Opinion
Index No.: 905983-17
04-19-2020
APPEARANCES: Thomas Terrizzi, Esq. Law Office of Thomas Terrizzi Attorney for Petitioner P.O. Box 175 Wilmington, New York 12997 Hon. Letitia A. James Attorney General of the State of New York Attorney for Respondent (Lynn Knapp Blake, Esq. Assistant Attorney General, of counsel) The Capitol Albany, New York 12224-0341
NYSCEF DOC. NO. 37
ORIGINAL
DECISION and ORDER
APPEARANCES: Thomas Terrizzi, Esq.
Law Office of Thomas Terrizzi
Attorney for Petitioner
P.O. Box 175
Wilmington, New York 12997 Hon. Letitia A. James
Attorney General of the State of New York
Attorney for Respondent
(Lynn Knapp Blake, Esq. Assistant Attorney General, of counsel)
The Capitol
Albany, New York 12224-0341 Connolly, J.:
Petitioner moves for an order pursuant to the New York State Equal Access to Justice Act ("EAJA"), CPLR 8601, granting petitioner's request for attorney's fees and expenses. Respondent opposes the motion.
Petitioner asserts that this matter was transferred to the Appellate Division, Third Department by a Transfer Order entered December 8, 2017. Via Memorandum and Judgment of November 15, 2018, the Third Department granted the petition holding that there was no evidence to support the agency determination that petitioner was guilty of the three violations with which he was charged and directed that the Commissioner of DOCCS expunge all references to the matter from petitioner's institutional record and restore any loss of good time. Petitioner asserts that accordingly, he is the prevailing party as defined in CPLR §8602(a). Petitioner asserts that he meets the financial eligibility requirements for an award of attorney's fees under CPLR 8602(d). Having prevailed in the Article 78 proceeding, petitioner asserts that he is entitled to recover reasonable attorney's fees and expenses unless respondent can show that the respondent's position was substantially justified. Petitioner submits that, as the Third Department held that the evidence did not support the charges and that the Hearing Officer improperly refused to consider relevant documentary evidence, respondent cannot meet his burden of showing that the agency decision was substantially justified.

### MATERIAL FOR THIS TASK

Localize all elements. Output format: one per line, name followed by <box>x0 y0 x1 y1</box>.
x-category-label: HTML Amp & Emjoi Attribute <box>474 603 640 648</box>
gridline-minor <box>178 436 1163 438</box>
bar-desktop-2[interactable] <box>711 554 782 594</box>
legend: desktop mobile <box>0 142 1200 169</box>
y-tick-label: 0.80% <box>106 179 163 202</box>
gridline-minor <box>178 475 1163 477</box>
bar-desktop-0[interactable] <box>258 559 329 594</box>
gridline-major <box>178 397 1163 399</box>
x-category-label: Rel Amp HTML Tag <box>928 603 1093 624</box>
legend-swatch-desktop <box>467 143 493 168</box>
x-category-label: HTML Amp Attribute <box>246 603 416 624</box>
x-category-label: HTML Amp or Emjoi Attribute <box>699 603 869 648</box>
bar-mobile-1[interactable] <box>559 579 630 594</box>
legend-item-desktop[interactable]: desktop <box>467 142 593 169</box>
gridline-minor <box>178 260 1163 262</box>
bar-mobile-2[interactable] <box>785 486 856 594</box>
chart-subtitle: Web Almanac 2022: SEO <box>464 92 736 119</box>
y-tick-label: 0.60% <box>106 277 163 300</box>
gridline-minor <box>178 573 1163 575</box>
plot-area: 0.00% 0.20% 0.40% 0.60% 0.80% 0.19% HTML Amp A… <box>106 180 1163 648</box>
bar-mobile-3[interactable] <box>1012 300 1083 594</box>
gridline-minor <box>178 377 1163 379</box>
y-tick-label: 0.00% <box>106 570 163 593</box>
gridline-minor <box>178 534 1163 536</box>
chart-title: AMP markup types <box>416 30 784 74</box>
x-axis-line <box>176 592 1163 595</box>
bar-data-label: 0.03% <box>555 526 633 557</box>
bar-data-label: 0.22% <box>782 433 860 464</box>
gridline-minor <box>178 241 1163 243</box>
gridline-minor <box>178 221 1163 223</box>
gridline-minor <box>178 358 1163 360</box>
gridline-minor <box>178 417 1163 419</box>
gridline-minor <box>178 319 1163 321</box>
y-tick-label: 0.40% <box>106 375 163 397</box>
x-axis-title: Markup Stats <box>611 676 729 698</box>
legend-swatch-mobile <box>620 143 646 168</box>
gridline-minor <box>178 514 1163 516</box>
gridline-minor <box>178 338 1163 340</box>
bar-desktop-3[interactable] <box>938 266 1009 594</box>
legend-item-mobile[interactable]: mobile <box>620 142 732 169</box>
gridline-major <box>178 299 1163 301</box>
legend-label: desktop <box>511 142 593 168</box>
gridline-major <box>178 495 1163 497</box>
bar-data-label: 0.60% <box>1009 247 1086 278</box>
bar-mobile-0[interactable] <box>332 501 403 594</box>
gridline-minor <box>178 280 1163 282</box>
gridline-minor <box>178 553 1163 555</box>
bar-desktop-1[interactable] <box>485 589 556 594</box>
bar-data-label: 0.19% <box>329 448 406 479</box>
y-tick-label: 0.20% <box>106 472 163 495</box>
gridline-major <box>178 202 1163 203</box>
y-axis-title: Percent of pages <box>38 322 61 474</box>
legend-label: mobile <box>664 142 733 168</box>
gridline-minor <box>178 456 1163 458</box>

* * *

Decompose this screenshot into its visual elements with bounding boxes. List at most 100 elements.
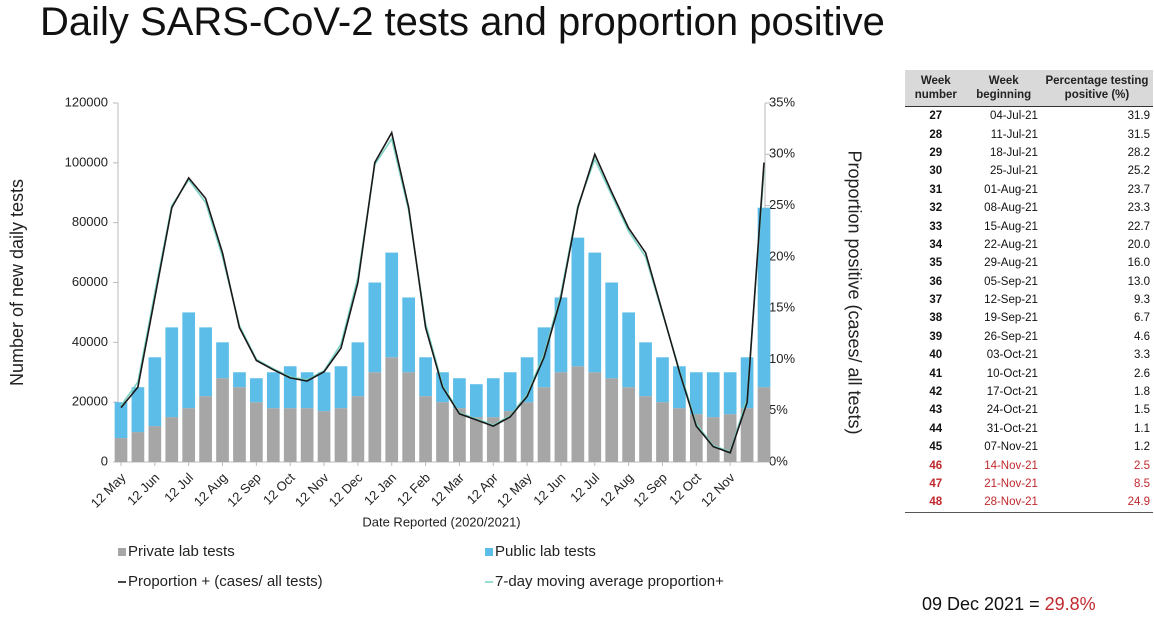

### WHAT TO WORK ON
a. Tally the lines in the entries that contain the string "Attribute" and give only that number.
b. Carry on the court decision on the attorney's fee motion, starting after its last sentence.

### RESPONSES TO THE EXERCISE
a. 3

b.
Petitioner's attorney has submitted his time records with respect to the prosecution of the Article 78 proceeding and in preparing this motion for attorney's fees. He requests to be compensated for 30.4 hours for the successful prosecution of the Article 78 proceeding including time preparing and drafting the petition, organizing the exhibits, reviewing respondent's answer and return, assembling and reviewing the stipulated record, researching and drafting the brief on behalf of petitioner, and reviewing and researching matters raised in respondent's brief. He is also requesting compensation for 3 hours travel time to interview petitioner at the Mid-State Correctional Facility. He requests compensation for 9.3 hours with respect to work performed for this fee application. He requests compensation at the rate of $300.00 per hour for legal services and $150.00 for his travel time, noting that he is an experienced attorney with over 45 years of litigation experience in state and federal courts regarding issues affecting prisoners. He further notes that he may seek compensation for time spent enforcing the Third Department's Judgment. Presently, he is seeking compensation in the aggregate total of $12,360.00 (30.4 hours with respect to the Article 78 application; 3 hours for Article 78 travel time; and 9.3 hours with respect to the instant EAJA motion).
In opposition, respondent asserts that the motion should be denied as untimely and as respondent's position was substantially justified within the meaning of CPLR §8601(a). If however, the Court determines attorney's fees should be awarded, respondent requests that the Court exercise its discretion to exclude ineligible fees and reduce the amount of the proposed award.
Initially, respondent argues that CPLR 8601(b) expressly provides that "[a] party seeking an award of fees ... shall, within thirty days of final judgment in the action, submit to the court an application [for fees] ..." and that CPLR 8602(c) defines "final judgment" as "a judgment that is final and not appealable". Respondent asserts that the Appellate Division decision was decided and entered on November 15, 2018 and served with notice of entry on November 21, 2018 and pursuant to CPLR 5601, respondent did not have a right to appeal and accordingly, the Judgment was a final judgment pursuant to which petitioner had 30 days to submit such application from November 15, 2018, however, such application was not submitted until January 14, 2019.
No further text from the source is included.